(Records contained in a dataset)
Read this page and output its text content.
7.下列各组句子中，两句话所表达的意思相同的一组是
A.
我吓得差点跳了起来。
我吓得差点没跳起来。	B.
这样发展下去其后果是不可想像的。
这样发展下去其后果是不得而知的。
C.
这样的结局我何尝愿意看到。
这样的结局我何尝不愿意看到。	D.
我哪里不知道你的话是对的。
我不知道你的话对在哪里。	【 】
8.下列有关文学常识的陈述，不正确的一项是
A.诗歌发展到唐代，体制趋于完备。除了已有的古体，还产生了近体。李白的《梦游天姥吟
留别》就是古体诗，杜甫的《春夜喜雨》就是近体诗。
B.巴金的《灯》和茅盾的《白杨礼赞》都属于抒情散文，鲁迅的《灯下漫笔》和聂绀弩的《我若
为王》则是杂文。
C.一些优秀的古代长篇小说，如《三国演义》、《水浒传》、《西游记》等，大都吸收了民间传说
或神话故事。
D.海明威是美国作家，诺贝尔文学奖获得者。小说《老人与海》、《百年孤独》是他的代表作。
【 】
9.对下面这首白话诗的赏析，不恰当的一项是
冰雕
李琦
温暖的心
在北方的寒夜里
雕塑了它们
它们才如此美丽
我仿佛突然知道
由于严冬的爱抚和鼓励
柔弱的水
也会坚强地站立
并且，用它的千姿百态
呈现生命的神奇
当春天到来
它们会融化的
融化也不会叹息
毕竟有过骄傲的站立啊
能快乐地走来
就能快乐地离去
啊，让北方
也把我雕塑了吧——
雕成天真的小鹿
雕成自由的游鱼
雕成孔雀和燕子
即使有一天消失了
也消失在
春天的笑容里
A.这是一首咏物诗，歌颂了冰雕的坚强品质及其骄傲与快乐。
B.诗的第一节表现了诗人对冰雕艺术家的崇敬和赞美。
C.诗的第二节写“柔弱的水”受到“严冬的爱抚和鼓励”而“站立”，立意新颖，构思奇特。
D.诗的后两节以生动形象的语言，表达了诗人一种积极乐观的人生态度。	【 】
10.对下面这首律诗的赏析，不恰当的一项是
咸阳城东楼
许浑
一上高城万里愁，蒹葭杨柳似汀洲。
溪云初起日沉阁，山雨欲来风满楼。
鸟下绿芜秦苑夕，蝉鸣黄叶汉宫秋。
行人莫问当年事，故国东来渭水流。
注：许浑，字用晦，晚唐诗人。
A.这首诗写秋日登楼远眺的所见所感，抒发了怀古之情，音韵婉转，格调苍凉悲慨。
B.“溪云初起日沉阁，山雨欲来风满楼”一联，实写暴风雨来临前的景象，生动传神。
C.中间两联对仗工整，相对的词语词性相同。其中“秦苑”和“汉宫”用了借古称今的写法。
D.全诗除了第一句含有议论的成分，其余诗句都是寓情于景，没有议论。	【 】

* * *

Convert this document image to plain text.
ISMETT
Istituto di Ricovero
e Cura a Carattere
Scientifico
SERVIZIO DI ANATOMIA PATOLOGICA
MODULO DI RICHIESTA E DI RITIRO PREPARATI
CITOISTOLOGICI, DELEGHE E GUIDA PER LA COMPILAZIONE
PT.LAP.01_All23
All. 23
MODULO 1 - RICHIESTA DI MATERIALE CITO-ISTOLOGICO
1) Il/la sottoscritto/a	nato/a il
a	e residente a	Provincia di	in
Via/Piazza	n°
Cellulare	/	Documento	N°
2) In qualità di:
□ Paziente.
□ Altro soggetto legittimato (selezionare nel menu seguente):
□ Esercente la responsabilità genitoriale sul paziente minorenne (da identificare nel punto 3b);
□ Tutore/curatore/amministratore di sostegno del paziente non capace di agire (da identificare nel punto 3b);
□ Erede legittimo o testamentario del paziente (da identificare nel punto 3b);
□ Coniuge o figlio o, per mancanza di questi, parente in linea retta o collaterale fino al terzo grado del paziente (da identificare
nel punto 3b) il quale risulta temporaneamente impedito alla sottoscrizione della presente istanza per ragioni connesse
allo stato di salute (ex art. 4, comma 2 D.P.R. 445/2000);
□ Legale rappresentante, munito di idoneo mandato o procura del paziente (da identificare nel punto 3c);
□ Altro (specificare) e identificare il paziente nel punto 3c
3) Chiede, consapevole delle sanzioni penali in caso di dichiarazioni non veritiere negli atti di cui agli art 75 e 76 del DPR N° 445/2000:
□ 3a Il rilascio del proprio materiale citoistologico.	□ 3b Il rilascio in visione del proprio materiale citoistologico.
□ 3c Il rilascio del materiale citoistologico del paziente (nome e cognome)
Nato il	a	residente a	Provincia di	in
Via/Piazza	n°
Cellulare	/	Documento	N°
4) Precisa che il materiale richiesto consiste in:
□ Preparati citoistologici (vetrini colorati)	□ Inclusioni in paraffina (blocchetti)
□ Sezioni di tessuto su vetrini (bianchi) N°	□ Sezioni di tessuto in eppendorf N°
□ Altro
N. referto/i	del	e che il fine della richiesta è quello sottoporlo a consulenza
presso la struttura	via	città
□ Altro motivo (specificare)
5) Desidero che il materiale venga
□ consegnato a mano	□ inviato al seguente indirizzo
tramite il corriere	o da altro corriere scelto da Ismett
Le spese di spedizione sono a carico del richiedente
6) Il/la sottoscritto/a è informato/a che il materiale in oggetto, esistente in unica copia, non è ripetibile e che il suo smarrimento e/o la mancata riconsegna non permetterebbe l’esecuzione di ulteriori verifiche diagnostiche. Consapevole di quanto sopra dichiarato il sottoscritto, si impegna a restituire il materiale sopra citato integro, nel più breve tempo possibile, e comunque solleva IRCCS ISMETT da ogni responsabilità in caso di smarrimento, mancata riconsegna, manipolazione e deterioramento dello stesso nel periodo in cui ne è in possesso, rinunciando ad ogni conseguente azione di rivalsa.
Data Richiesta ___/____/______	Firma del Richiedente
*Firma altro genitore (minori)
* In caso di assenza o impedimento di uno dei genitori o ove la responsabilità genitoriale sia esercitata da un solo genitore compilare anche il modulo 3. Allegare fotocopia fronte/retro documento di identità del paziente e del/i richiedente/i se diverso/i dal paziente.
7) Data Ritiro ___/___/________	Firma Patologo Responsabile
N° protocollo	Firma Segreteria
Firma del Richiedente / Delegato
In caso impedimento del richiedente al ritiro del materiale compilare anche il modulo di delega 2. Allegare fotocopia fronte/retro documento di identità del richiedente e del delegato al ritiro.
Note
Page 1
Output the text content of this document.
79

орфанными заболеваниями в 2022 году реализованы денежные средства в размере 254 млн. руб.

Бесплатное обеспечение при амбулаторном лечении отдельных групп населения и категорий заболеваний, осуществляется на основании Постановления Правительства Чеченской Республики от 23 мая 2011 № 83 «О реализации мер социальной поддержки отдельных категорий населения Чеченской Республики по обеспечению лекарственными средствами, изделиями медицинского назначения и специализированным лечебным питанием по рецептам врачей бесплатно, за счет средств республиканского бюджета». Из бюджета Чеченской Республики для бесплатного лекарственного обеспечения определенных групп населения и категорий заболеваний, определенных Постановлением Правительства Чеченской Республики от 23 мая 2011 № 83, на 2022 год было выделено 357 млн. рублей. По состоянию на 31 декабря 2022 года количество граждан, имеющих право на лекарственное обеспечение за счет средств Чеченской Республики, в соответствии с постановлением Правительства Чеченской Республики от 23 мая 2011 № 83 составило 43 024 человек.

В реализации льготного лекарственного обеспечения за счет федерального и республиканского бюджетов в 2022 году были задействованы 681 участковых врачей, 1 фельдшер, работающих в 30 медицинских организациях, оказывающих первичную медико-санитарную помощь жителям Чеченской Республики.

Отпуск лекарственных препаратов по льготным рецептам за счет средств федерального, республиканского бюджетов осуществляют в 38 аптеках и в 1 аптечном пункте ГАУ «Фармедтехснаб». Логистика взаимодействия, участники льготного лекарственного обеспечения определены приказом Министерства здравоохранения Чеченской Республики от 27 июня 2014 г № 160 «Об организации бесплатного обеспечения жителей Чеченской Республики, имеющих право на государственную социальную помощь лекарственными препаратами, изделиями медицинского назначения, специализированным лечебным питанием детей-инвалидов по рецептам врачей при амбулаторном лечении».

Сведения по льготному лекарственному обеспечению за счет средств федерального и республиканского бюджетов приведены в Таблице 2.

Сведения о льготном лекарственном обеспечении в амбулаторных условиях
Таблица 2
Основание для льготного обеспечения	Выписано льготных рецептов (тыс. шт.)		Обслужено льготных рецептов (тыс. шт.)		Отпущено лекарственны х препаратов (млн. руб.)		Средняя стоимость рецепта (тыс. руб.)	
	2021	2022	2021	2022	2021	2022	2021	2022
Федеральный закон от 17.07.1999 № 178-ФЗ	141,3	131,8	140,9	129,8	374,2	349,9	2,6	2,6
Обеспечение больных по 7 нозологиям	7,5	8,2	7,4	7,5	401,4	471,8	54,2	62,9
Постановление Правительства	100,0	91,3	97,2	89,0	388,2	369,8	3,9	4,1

* * *

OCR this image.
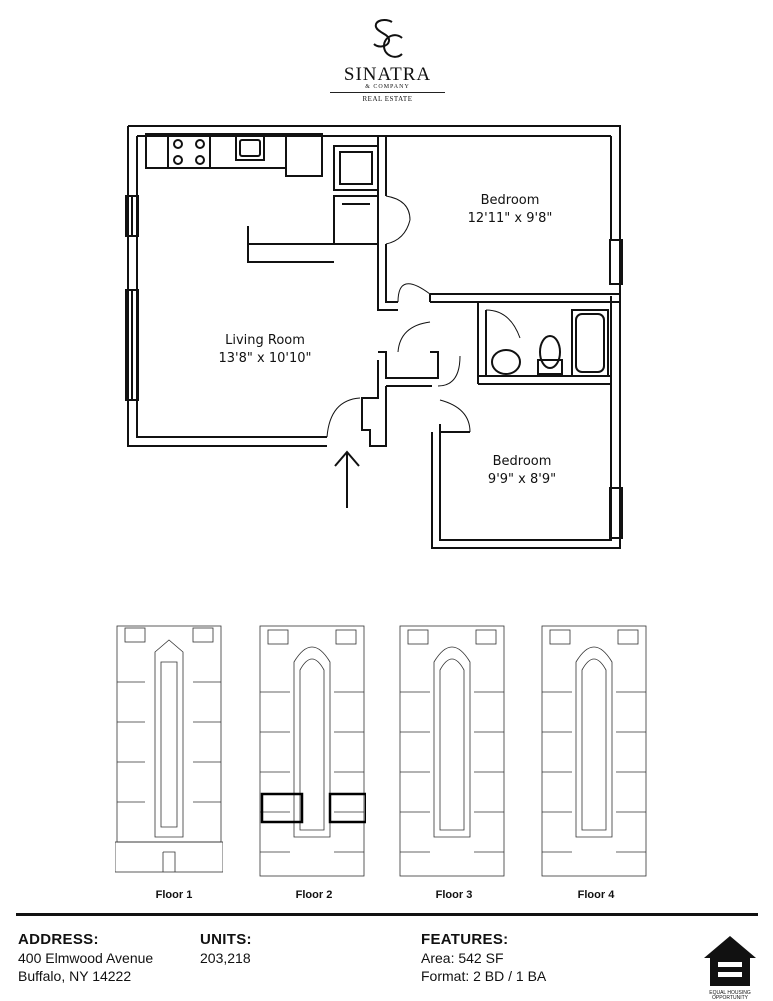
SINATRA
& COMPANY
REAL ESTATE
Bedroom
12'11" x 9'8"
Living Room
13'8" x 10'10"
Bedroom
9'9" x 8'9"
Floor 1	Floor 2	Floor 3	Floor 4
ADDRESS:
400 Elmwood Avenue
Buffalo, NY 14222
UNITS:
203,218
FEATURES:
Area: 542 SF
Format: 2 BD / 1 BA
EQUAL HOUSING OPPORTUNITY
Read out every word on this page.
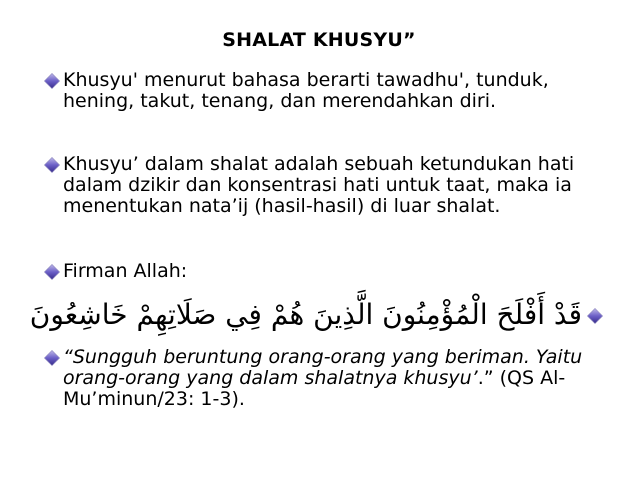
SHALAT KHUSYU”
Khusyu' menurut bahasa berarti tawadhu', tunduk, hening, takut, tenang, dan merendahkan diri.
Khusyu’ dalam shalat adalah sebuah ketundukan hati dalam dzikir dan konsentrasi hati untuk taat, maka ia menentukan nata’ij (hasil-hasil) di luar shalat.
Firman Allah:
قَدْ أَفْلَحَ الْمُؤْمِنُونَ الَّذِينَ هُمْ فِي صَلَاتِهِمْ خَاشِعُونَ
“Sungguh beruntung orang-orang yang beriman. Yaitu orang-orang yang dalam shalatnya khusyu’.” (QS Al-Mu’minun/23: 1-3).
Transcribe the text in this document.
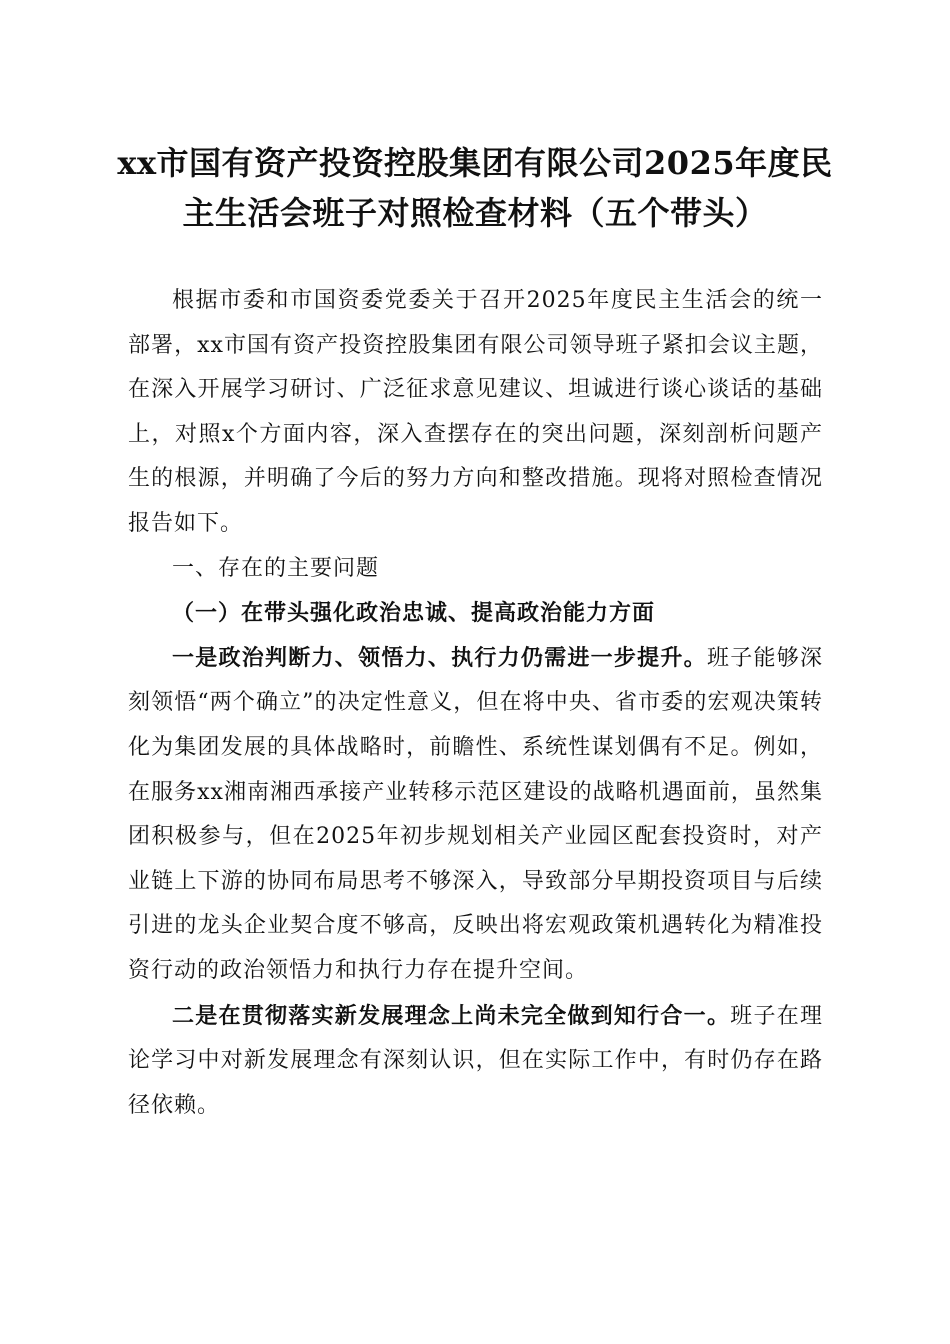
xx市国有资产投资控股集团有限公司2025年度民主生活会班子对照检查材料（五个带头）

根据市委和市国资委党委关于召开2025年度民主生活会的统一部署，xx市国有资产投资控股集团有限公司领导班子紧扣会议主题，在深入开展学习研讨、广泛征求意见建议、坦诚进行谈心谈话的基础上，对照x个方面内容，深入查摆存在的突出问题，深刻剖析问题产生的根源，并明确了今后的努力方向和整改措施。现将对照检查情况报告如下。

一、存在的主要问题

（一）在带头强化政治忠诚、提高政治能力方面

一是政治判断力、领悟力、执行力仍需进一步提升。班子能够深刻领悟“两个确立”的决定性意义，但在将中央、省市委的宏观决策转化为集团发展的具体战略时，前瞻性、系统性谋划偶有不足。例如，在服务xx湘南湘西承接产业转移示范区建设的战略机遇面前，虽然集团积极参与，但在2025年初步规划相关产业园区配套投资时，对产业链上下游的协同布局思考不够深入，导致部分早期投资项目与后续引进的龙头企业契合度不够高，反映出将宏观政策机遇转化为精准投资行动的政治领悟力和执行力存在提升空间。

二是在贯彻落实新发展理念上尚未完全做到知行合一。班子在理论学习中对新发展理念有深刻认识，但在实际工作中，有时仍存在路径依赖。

OBJECTIVE: Tally up the lines holding the string "image" in this listing, and report the total alone.

RESPONSE TO THE EXERCISE: 2